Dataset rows
==*==

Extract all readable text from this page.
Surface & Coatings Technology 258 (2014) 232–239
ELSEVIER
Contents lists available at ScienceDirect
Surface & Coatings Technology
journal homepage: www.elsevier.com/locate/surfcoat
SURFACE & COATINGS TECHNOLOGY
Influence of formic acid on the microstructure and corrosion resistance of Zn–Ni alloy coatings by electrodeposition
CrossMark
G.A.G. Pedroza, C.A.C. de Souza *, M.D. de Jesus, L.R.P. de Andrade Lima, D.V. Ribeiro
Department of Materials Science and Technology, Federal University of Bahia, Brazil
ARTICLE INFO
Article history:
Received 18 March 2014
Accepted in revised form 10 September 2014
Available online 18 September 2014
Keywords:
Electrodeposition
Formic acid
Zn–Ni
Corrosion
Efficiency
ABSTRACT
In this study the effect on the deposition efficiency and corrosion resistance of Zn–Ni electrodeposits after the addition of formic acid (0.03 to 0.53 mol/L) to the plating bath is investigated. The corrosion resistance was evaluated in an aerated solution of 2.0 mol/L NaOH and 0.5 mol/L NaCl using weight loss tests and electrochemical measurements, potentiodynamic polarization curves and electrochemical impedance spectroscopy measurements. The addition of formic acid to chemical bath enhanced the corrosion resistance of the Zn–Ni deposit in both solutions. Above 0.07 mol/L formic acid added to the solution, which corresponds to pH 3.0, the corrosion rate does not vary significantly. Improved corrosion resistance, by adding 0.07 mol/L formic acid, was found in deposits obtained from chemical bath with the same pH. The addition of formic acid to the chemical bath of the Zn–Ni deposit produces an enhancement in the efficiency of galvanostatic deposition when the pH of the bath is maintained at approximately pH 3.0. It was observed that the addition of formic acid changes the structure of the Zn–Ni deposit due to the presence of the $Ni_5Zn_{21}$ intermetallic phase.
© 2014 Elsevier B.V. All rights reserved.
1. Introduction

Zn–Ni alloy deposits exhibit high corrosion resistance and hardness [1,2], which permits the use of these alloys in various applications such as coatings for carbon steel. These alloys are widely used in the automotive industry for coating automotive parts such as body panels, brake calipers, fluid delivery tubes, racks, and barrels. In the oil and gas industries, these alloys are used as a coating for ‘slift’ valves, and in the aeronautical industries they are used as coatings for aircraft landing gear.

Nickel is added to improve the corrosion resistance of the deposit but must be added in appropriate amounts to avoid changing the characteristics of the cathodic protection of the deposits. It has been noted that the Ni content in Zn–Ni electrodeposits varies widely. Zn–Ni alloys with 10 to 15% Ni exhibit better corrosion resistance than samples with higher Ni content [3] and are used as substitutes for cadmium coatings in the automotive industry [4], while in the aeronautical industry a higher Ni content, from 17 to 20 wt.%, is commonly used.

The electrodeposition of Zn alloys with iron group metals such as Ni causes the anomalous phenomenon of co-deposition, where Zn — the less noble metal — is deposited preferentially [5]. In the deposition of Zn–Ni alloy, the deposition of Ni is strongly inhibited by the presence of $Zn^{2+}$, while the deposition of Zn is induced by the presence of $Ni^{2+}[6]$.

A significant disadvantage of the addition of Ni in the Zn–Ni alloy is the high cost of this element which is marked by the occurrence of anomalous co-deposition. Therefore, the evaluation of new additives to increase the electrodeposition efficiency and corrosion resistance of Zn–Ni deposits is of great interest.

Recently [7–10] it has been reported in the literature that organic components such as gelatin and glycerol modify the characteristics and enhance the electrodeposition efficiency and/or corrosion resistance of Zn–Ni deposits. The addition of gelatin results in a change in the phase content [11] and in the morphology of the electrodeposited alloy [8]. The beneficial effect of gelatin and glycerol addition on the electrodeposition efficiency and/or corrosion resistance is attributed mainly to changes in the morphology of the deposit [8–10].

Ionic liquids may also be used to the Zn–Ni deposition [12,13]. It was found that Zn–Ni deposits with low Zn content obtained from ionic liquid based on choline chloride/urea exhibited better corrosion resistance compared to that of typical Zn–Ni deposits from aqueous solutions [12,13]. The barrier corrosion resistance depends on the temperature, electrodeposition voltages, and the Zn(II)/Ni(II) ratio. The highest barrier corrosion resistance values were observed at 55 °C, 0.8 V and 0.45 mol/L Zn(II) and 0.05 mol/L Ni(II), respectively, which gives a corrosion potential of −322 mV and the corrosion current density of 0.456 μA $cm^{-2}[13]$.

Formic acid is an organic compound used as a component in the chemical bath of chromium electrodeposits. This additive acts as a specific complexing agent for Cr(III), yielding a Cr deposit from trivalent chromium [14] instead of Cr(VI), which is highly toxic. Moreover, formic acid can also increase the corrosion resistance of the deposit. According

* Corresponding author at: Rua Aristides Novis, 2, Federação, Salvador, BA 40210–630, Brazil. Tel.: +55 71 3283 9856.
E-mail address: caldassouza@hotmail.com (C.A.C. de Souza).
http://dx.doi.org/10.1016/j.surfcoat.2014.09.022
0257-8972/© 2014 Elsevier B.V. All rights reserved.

==*==

## Task instructions:
Locate the lines above that contain "rights" and copy them.

## The result:
© 2014 Elsevier B.V. All rights reserved.
0257-8972/© 2014 Elsevier B.V. All rights reserved.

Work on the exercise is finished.